((

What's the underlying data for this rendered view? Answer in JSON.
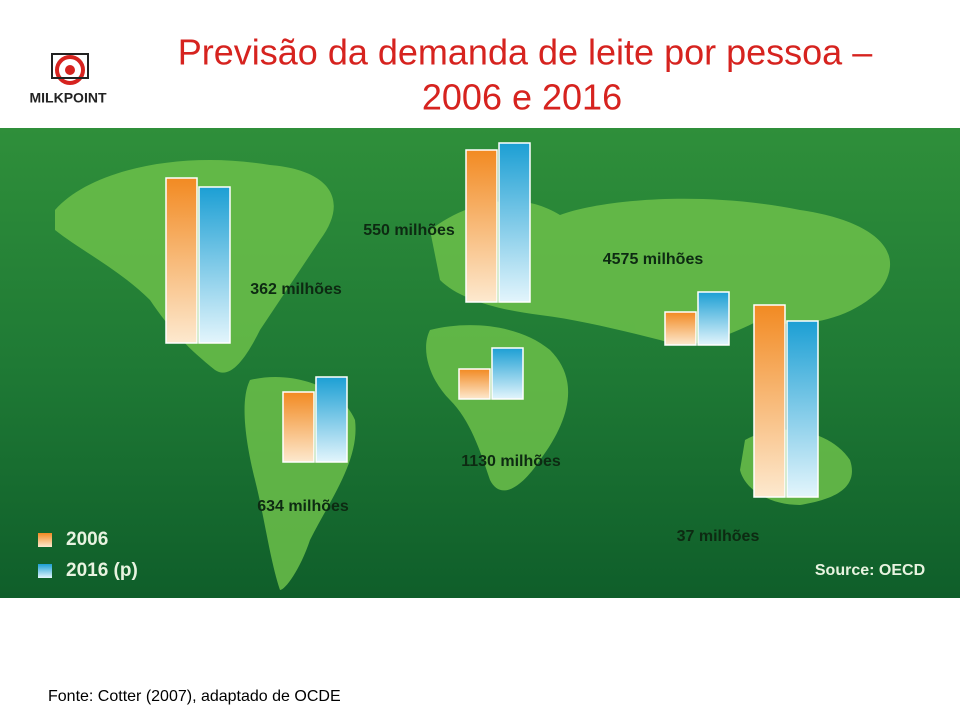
{
  "chart_data": {
    "type": "bar",
    "title": "Previsão da demanda de leite por pessoa –",
    "subtitle": "2006 e 2016",
    "logo": "MILKPOINT",
    "categories": [
      "362 milhões",
      "550 milhões",
      "4575 milhões",
      "1130 milhões",
      "634 milhões",
      "37 milhões"
    ],
    "series": [
      {
        "name": "2006",
        "color": "#f28a22",
        "values": [
          165,
          152,
          33,
          30,
          70,
          192
        ]
      },
      {
        "name": "2016 (p)",
        "color": "#1c9fd4",
        "values": [
          156,
          159,
          53,
          51,
          85,
          176
        ]
      }
    ],
    "source": "Source: OECD",
    "footer": "Fonte: Cotter (2007), adaptado de OCDE"
  }
}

))

### REQUIRED TASK
Repeat each entry above word for word, leaving every picture out.

### EXERCISE RESPONSE
What's the underlying data for this rendered view? Answer in JSON.
{
  "chart_data": {
    "type": "bar",
    "title": "Previsão da demanda de leite por pessoa –",
    "subtitle": "2006 e 2016",
    "logo": "MILKPOINT",
    "categories": [
      "362 milhões",
      "550 milhões",
      "4575 milhões",
      "1130 milhões",
      "634 milhões",
      "37 milhões"
    ],
    "series": [
      {
        "name": "2006",
        "color": "#f28a22",
        "values": [
          165,
          152,
          33,
          30,
          70,
          192
        ]
      },
      {
        "name": "2016 (p)",
        "color": "#1c9fd4",
        "values": [
          156,
          159,
          53,
          51,
          85,
          176
        ]
      }
    ],
    "source": "Source: OECD",
    "footer": "Fonte: Cotter (2007), adaptado de OCDE"
  }
}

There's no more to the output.